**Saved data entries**
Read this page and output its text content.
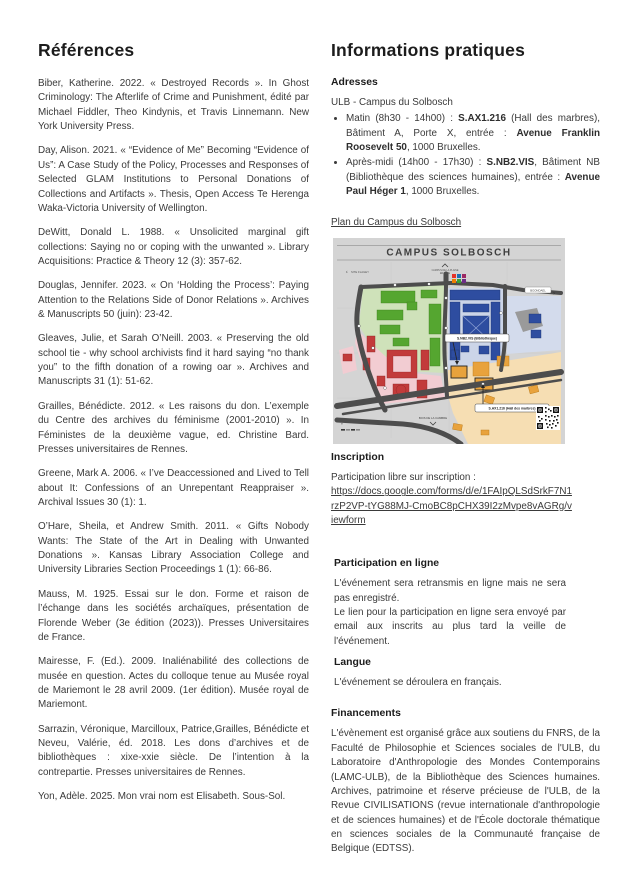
Références

Biber, Katherine. 2022. « Destroyed Records ». In Ghost Criminology: The Afterlife of Crime and Punishment, édité par Michael Fiddler, Theo Kindynis, et Travis Linnemann. New York University Press.

Day, Alison. 2021. « “Evidence of Me” Becoming “Evidence of Us”: A Case Study of the Policy, Processes and Responses of Selected GLAM Institutions to Personal Donations of Collections and Artifacts ». Thesis, Open Access Te Herenga Waka-Victoria University of Wellington.

DeWitt, Donald L. 1988. « Unsolicited marginal gift collections: Saying no or coping with the unwanted ». Library Acquisitions: Practice & Theory 12 (3): 357-62.

Douglas, Jennifer. 2023. « On ‘Holding the Process’: Paying Attention to the Relations Side of Donor Relations ». Archives & Manuscripts 50 (juin): 23-42.

Gleaves, Julie, et Sarah O’Neill. 2003. « Preserving the old school tie - why school archivists find it hard saying “no thank you” to the fifth donation of a rowing oar ». Archives and Manuscripts 31 (1): 51-62.

Grailles, Bénédicte. 2012. « Les raisons du don. L’exemple du Centre des archives du féminisme (2001-2010) ». In Féministes de la deuxième vague, ed. Christine Bard. Presses universitaires de Rennes.

Greene, Mark A. 2006. « I’ve Deaccessioned and Lived to Tell about It: Confessions of an Unrepentant Reappraiser ». Archival Issues 30 (1): 1.

O’Hare, Sheila, et Andrew Smith. 2011. « Gifts Nobody Wants: The State of the Art in Dealing with Unwanted Donations ». Kansas Library Association College and University Libraries Section Proceedings 1 (1): 66-86.

Mauss, M. 1925. Essai sur le don. Forme et raison de l’échange dans les sociétés archaïques, présentation de Florende Weber (3e édition (2023)). Presses Universitaires de France.

Mairesse, F. (Ed.). 2009. Inaliénabilité des collections de musée en question. Actes du colloque tenue au Musée royal de Mariemont le 28 avril 2009. (1er édition). Musée royal de Mariemont.

Sarrazin, Véronique, Marcilloux, Patrice,Grailles, Bénédicte et Neveu, Valérie, éd. 2018. Les dons d’archives et de bibliothèques : xixe-xxie siècle. De l’intention à la contrepartie. Presses universitaires de Rennes.

Yon, Adèle. 2025. Mon vrai nom est Elisabeth. Sous-Sol.

Informations pratiques
Adresses

ULB - Campus du Solbosch

• Matin (8h30 - 14h00) : S.AX1.216 (Hall des marbres), Bâtiment A, Porte X, entrée : Avenue Franklin Roosevelt 50, 1000 Bruxelles.
• Après-midi (14h00 - 17h30) : S.NB2.VIS, Bâtiment NB (Bibliothèque des sciences humaines), entrée : Avenue Paul Héger 1, 1000 Bruxelles.
Plan du Campus du Solbosch
CAMPUS SOLBOSCH
‹ SITE FLAGEY	CAMPUS DE LA PLAINE
ERASME
BOONDAEL
›
S.NB2.VIS (Bibliothèque)
S.AX1.216 (Hall des marbres)
BOIS DE LA CAMBRE
⌖
Inscription

Participation libre sur inscription :

https://docs.google.com/forms/d/e/1FAIpQLSdSrkF7N1rzP2VP-tYG88MJ-CmoBC8pCHX39I2zMvpe8vAGRg/viewform
Participation en ligne

L'événement sera retransmis en ligne mais ne sera pas enregistré.

Le lien pour la participation en ligne sera envoyé par email aux inscrits au plus tard la veille de l'événement.

Langue

L'événement se déroulera en français.

Financements

L'évènement est organisé grâce aux soutiens du FNRS, de la Faculté de Philosophie et Sciences sociales de l'ULB, du Laboratoire d'Anthropologie des Mondes Contemporains (LAMC-ULB), de la Bibliothèque des Sciences humaines. Archives, patrimoine et réserve précieuse de l'ULB, de la Revue CIVILISATIONS (revue internationale d'anthropologie et de sciences humaines) et de l'École doctorale thématique en sciences sociales de la Communauté française de Belgique (EDTSS).
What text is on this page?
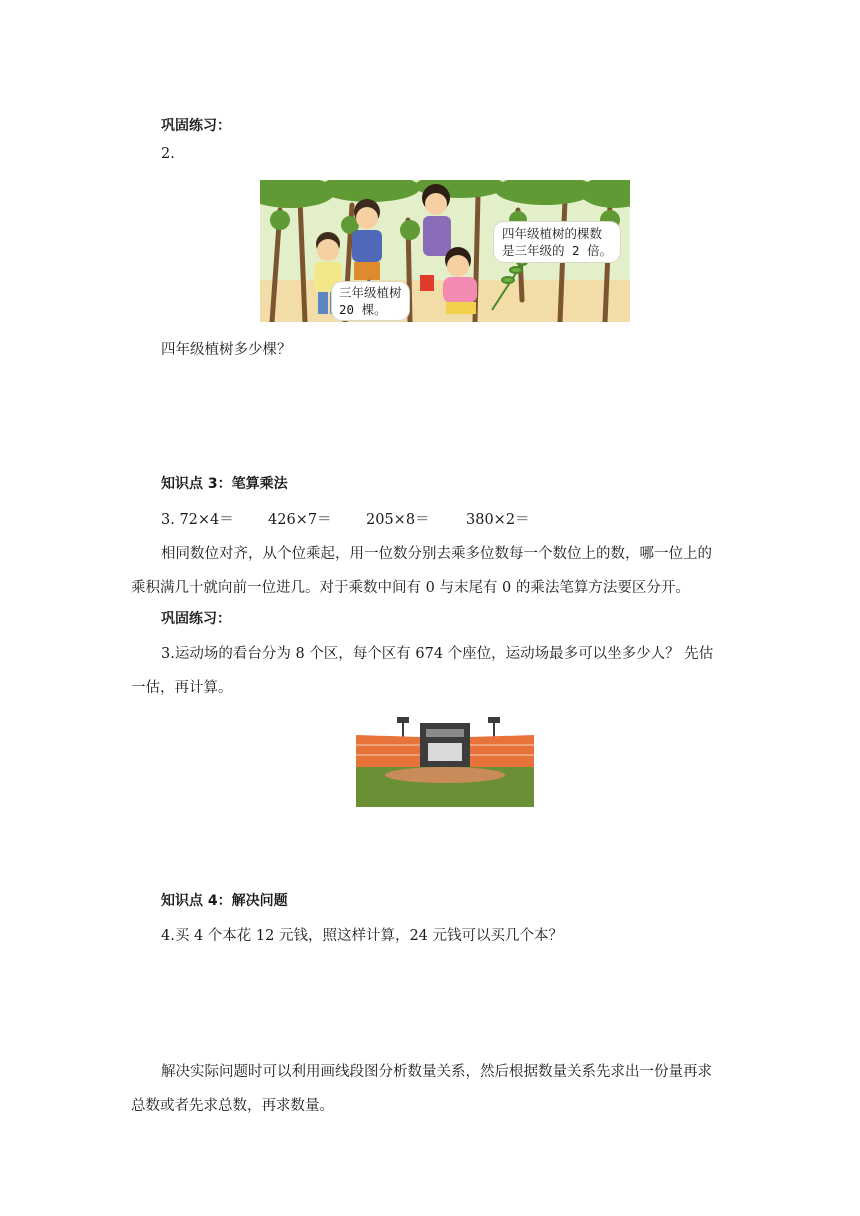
巩固练习：
2.
四年级植树的棵数
是三年级的 2 倍。
三年级植树
20 棵。
四年级植树多少棵？
知识点 3：笔算乘法
3. 72×4＝ 426×7＝ 205×8＝	380×2＝
相同数位对齐，从个位乘起，用一位数分别去乘多位数每一个数位上的数，哪一位上的
乘积满几十就向前一位进几。对于乘数中间有 0 与末尾有 0 的乘法笔算方法要区分开。
巩固练习：
3.运动场的看台分为 8 个区，每个区有 674 个座位，运动场最多可以坐多少人？ 先估
一估，再计算。
知识点 4：解决问题
4.买 4 个本花 12 元钱，照这样计算，24 元钱可以买几个本？
解决实际问题时可以利用画线段图分析数量关系，然后根据数量关系先求出一份量再求
总数或者先求总数，再求数量。
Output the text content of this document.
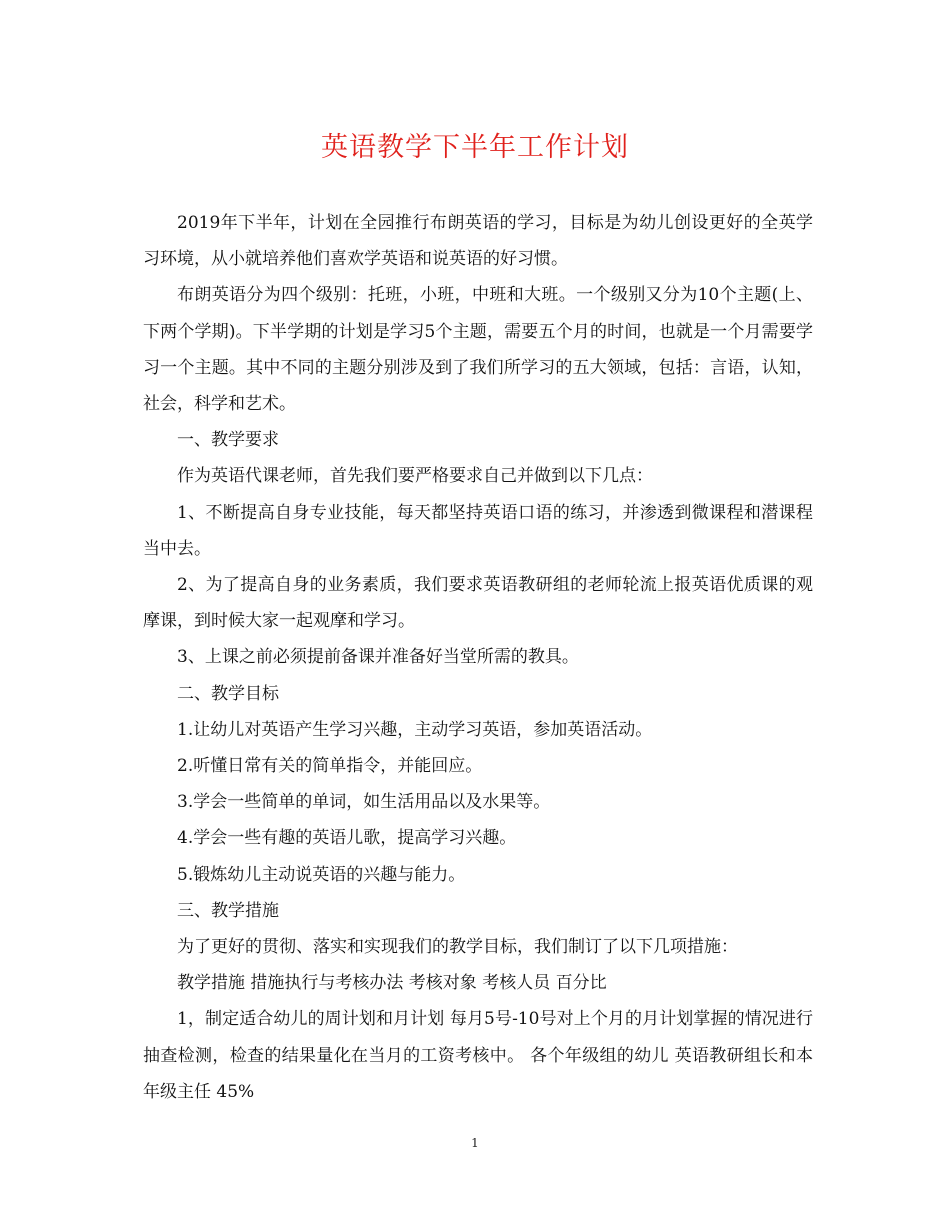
英语教学下半年工作计划

2019年下半年，计划在全园推行布朗英语的学习，目标是为幼儿创设更好的全英学习环境，从小就培养他们喜欢学英语和说英语的好习惯。

布朗英语分为四个级别：托班，小班，中班和大班。一个级别又分为10个主题(上、下两个学期)。下半学期的计划是学习5个主题，需要五个月的时间，也就是一个月需要学习一个主题。其中不同的主题分别涉及到了我们所学习的五大领域，包括：言语，认知，社会，科学和艺术。

一、教学要求

作为英语代课老师，首先我们要严格要求自己并做到以下几点：

1、不断提高自身专业技能，每天都坚持英语口语的练习，并渗透到微课程和潜课程当中去。

2、为了提高自身的业务素质，我们要求英语教研组的老师轮流上报英语优质课的观摩课，到时候大家一起观摩和学习。

3、上课之前必须提前备课并准备好当堂所需的教具。

二、教学目标

1.让幼儿对英语产生学习兴趣，主动学习英语，参加英语活动。

2.听懂日常有关的简单指令，并能回应。

3.学会一些简单的单词，如生活用品以及水果等。

4.学会一些有趣的英语儿歌，提高学习兴趣。

5.锻炼幼儿主动说英语的兴趣与能力。

三、教学措施

为了更好的贯彻、落实和实现我们的教学目标，我们制订了以下几项措施：

教学措施 措施执行与考核办法 考核对象 考核人员 百分比

1，制定适合幼儿的周计划和月计划 每月5号-10号对上个月的月计划掌握的情况进行抽查检测，检查的结果量化在当月的工资考核中。 各个年级组的幼儿 英语教研组长和本年级主任 45%

1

**Directions for this task**
Check each line of the listing above for the string "Rennes", then report only how many lines have it.

**Task response**
2